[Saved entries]
━━━━━━━━━━━━━━━━━━━━━━━━━━━━━━

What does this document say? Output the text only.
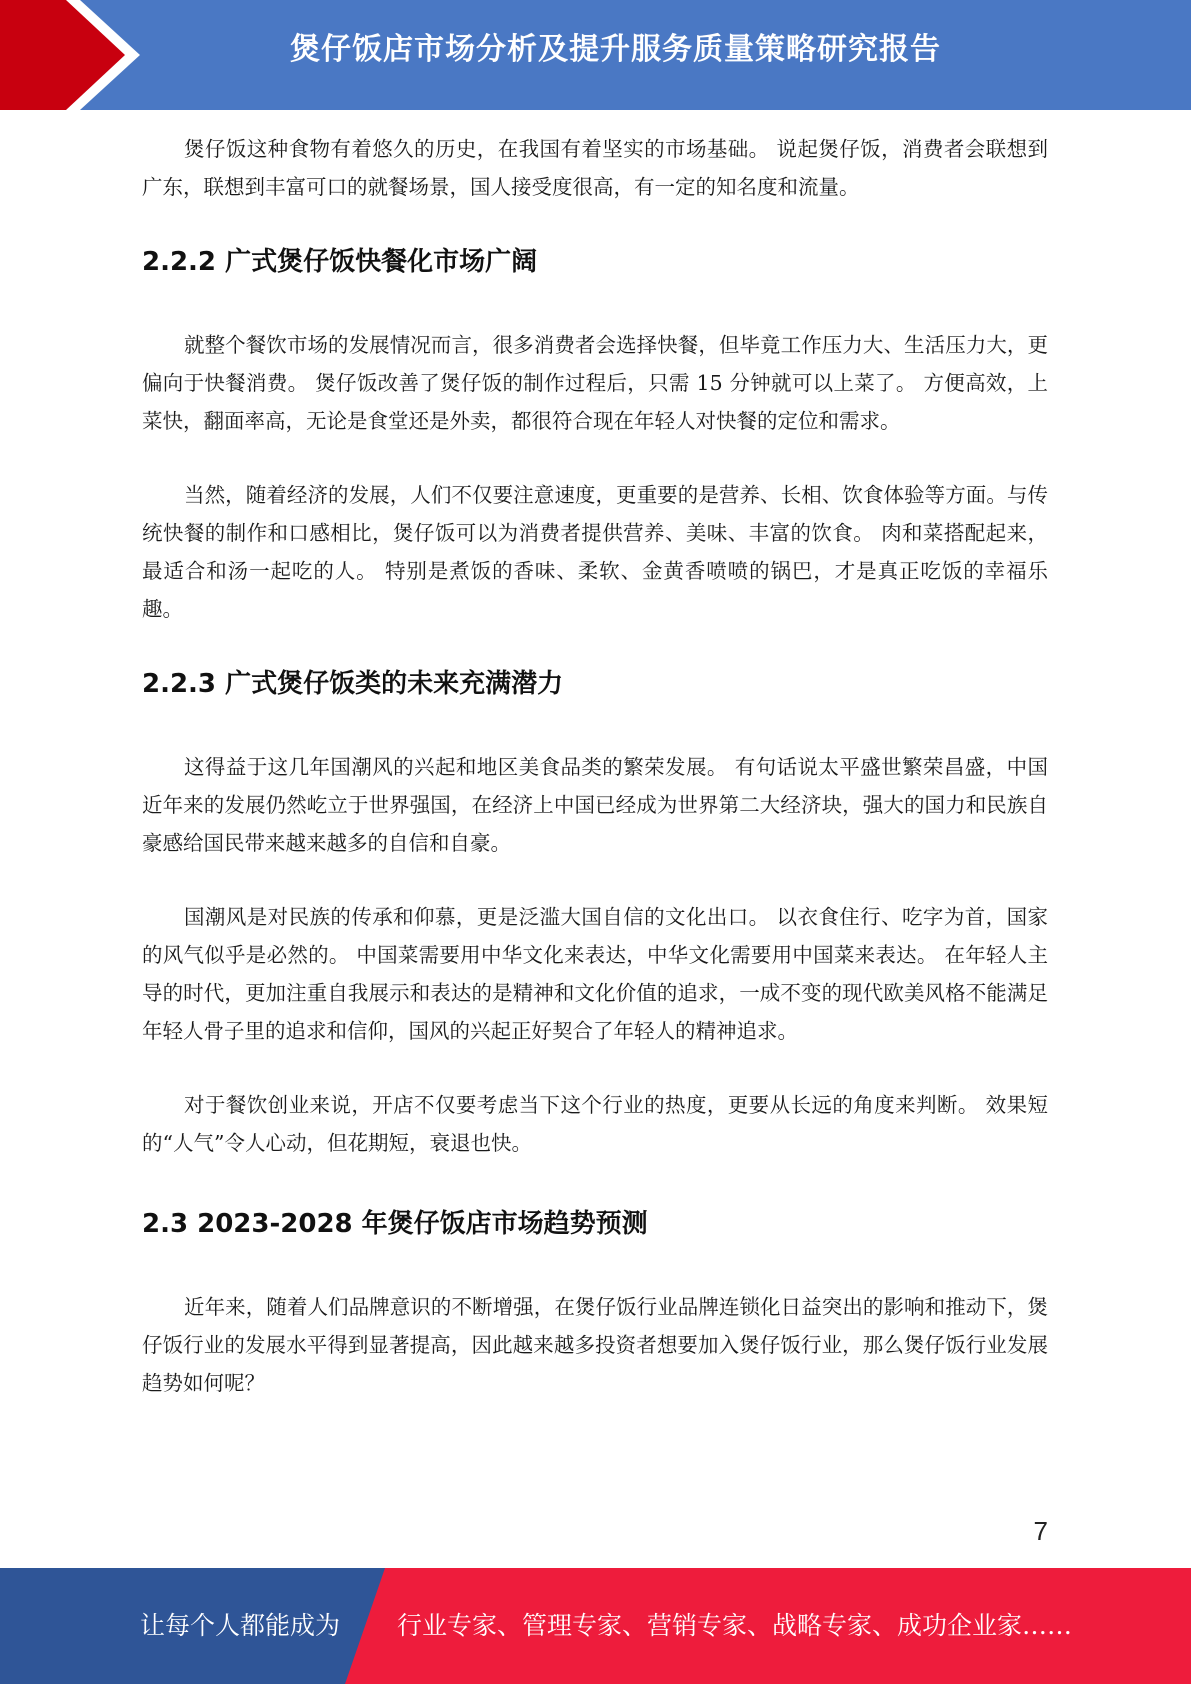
煲仔饭店市场分析及提升服务质量策略研究报告

煲仔饭这种食物有着悠久的历史，在我国有着坚实的市场基础。 说起煲仔饭，消费者会联想到广东，联想到丰富可口的就餐场景，国人接受度很高，有一定的知名度和流量。

2.2.2 广式煲仔饭快餐化市场广阔

就整个餐饮市场的发展情况而言，很多消费者会选择快餐，但毕竟工作压力大、生活压力大，更偏向于快餐消费。 煲仔饭改善了煲仔饭的制作过程后，只需 15 分钟就可以上菜了。 方便高效，上菜快，翻面率高，无论是食堂还是外卖，都很符合现在年轻人对快餐的定位和需求。

当然，随着经济的发展，人们不仅要注意速度，更重要的是营养、长相、饮食体验等方面。与传统快餐的制作和口感相比，煲仔饭可以为消费者提供营养、美味、丰富的饮食。 肉和菜搭配起来，最适合和汤一起吃的人。 特别是煮饭的香味、柔软、金黄香喷喷的锅巴，才是真正吃饭的幸福乐趣。

2.2.3 广式煲仔饭类的未来充满潜力

这得益于这几年国潮风的兴起和地区美食品类的繁荣发展。 有句话说太平盛世繁荣昌盛，中国近年来的发展仍然屹立于世界强国，在经济上中国已经成为世界第二大经济块，强大的国力和民族自豪感给国民带来越来越多的自信和自豪。

国潮风是对民族的传承和仰慕，更是泛滥大国自信的文化出口。 以衣食住行、吃字为首，国家的风气似乎是必然的。 中国菜需要用中华文化来表达，中华文化需要用中国菜来表达。 在年轻人主导的时代，更加注重自我展示和表达的是精神和文化价值的追求，一成不变的现代欧美风格不能满足年轻人骨子里的追求和信仰，国风的兴起正好契合了年轻人的精神追求。

对于餐饮创业来说，开店不仅要考虑当下这个行业的热度，更要从长远的角度来判断。 效果短的“人气”令人心动，但花期短，衰退也快。

2.3 2023-2028 年煲仔饭店市场趋势预测

近年来，随着人们品牌意识的不断增强，在煲仔饭行业品牌连锁化日益突出的影响和推动下，煲仔饭行业的发展水平得到显著提高，因此越来越多投资者想要加入煲仔饭行业，那么煲仔饭行业发展趋势如何呢？

7
让每个人都能成为 行业专家、管理专家、营销专家、战略专家、成功企业家……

━━━━━━━━━━━━━━━━━━━━━━━━━━━━━━

• **EXERCISE DIRECTIONS**: Make an exact copy of the whole listing, but don't bring over any pictures.

• **PROBLEM SOLUTION**:
What does this document say? Output the text only.
煲仔饭店市场分析及提升服务质量策略研究报告

煲仔饭这种食物有着悠久的历史，在我国有着坚实的市场基础。 说起煲仔饭，消费者会联想到广东，联想到丰富可口的就餐场景，国人接受度很高，有一定的知名度和流量。

2.2.2 广式煲仔饭快餐化市场广阔

就整个餐饮市场的发展情况而言，很多消费者会选择快餐，但毕竟工作压力大、生活压力大，更偏向于快餐消费。 煲仔饭改善了煲仔饭的制作过程后，只需 15 分钟就可以上菜了。 方便高效，上菜快，翻面率高，无论是食堂还是外卖，都很符合现在年轻人对快餐的定位和需求。

当然，随着经济的发展，人们不仅要注意速度，更重要的是营养、长相、饮食体验等方面。与传统快餐的制作和口感相比，煲仔饭可以为消费者提供营养、美味、丰富的饮食。 肉和菜搭配起来，最适合和汤一起吃的人。 特别是煮饭的香味、柔软、金黄香喷喷的锅巴，才是真正吃饭的幸福乐趣。

2.2.3 广式煲仔饭类的未来充满潜力

这得益于这几年国潮风的兴起和地区美食品类的繁荣发展。 有句话说太平盛世繁荣昌盛，中国近年来的发展仍然屹立于世界强国，在经济上中国已经成为世界第二大经济块，强大的国力和民族自豪感给国民带来越来越多的自信和自豪。

国潮风是对民族的传承和仰慕，更是泛滥大国自信的文化出口。 以衣食住行、吃字为首，国家的风气似乎是必然的。 中国菜需要用中华文化来表达，中华文化需要用中国菜来表达。 在年轻人主导的时代，更加注重自我展示和表达的是精神和文化价值的追求，一成不变的现代欧美风格不能满足年轻人骨子里的追求和信仰，国风的兴起正好契合了年轻人的精神追求。

对于餐饮创业来说，开店不仅要考虑当下这个行业的热度，更要从长远的角度来判断。 效果短的“人气”令人心动，但花期短，衰退也快。

2.3 2023-2028 年煲仔饭店市场趋势预测

近年来，随着人们品牌意识的不断增强，在煲仔饭行业品牌连锁化日益突出的影响和推动下，煲仔饭行业的发展水平得到显著提高，因此越来越多投资者想要加入煲仔饭行业，那么煲仔饭行业发展趋势如何呢？

7
让每个人都能成为 行业专家、管理专家、营销专家、战略专家、成功企业家……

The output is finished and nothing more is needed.